[Data excerpts]
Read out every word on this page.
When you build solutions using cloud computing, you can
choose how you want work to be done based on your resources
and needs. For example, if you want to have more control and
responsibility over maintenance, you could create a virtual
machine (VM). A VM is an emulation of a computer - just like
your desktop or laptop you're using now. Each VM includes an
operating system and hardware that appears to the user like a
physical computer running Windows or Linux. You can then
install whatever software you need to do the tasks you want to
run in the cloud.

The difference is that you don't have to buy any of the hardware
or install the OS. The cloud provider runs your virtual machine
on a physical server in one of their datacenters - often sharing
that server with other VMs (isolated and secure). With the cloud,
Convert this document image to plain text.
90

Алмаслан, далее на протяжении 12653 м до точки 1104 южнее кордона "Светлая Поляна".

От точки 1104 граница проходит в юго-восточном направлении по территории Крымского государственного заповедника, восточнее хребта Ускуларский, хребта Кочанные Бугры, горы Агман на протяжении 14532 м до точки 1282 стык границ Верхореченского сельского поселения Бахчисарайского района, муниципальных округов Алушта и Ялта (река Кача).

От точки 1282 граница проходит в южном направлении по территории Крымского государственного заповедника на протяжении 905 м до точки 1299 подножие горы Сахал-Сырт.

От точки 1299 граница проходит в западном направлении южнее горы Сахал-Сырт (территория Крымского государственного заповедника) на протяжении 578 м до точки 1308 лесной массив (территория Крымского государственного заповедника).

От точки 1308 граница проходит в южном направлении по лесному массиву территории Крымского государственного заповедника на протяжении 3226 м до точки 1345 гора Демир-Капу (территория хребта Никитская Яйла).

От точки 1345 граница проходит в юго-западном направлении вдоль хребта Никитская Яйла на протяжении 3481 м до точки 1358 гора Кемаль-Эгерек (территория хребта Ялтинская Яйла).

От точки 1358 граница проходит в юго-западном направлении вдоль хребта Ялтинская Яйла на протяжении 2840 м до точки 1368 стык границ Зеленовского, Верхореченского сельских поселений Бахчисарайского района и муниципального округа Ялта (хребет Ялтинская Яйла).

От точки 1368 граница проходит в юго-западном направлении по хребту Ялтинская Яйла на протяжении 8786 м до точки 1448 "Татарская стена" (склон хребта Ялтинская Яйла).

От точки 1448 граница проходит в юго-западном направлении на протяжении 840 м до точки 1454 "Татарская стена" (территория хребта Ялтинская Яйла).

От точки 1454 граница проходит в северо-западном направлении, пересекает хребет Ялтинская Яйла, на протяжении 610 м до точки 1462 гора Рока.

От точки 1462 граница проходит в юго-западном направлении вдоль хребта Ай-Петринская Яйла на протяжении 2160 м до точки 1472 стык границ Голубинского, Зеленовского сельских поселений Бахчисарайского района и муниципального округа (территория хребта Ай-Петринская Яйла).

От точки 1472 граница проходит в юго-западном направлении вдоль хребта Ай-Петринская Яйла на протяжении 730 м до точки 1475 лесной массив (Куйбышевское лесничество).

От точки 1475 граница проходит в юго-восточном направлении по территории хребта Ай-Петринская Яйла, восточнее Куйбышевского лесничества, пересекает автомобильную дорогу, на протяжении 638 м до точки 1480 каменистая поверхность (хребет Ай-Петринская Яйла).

Exercise goal → Copy out every line of the data that includes the word "Ялтинская".

Response for this exercise →
От точки 1345 граница проходит в юго-западном направлении вдоль хребта Никитская Яйла на протяжении 3481 м до точки 1358 гора Кемаль-Эгерек (территория хребта Ялтинская Яйла).
От точки 1358 граница проходит в юго-западном направлении вдоль хребта Ялтинская Яйла на протяжении 2840 м до точки 1368 стык границ Зеленовского, Верхореченского сельских поселений Бахчисарайского района и муниципального округа Ялта (хребет Ялтинская Яйла).
От точки 1368 граница проходит в юго-западном направлении по хребту Ялтинская Яйла на протяжении 8786 м до точки 1448 "Татарская стена" (склон хребта Ялтинская Яйла).
От точки 1448 граница проходит в юго-западном направлении на протяжении 840 м до точки 1454 "Татарская стена" (территория хребта Ялтинская Яйла).
От точки 1454 граница проходит в северо-западном направлении, пересекает хребет Ялтинская Яйла, на протяжении 610 м до точки 1462 гора Рока.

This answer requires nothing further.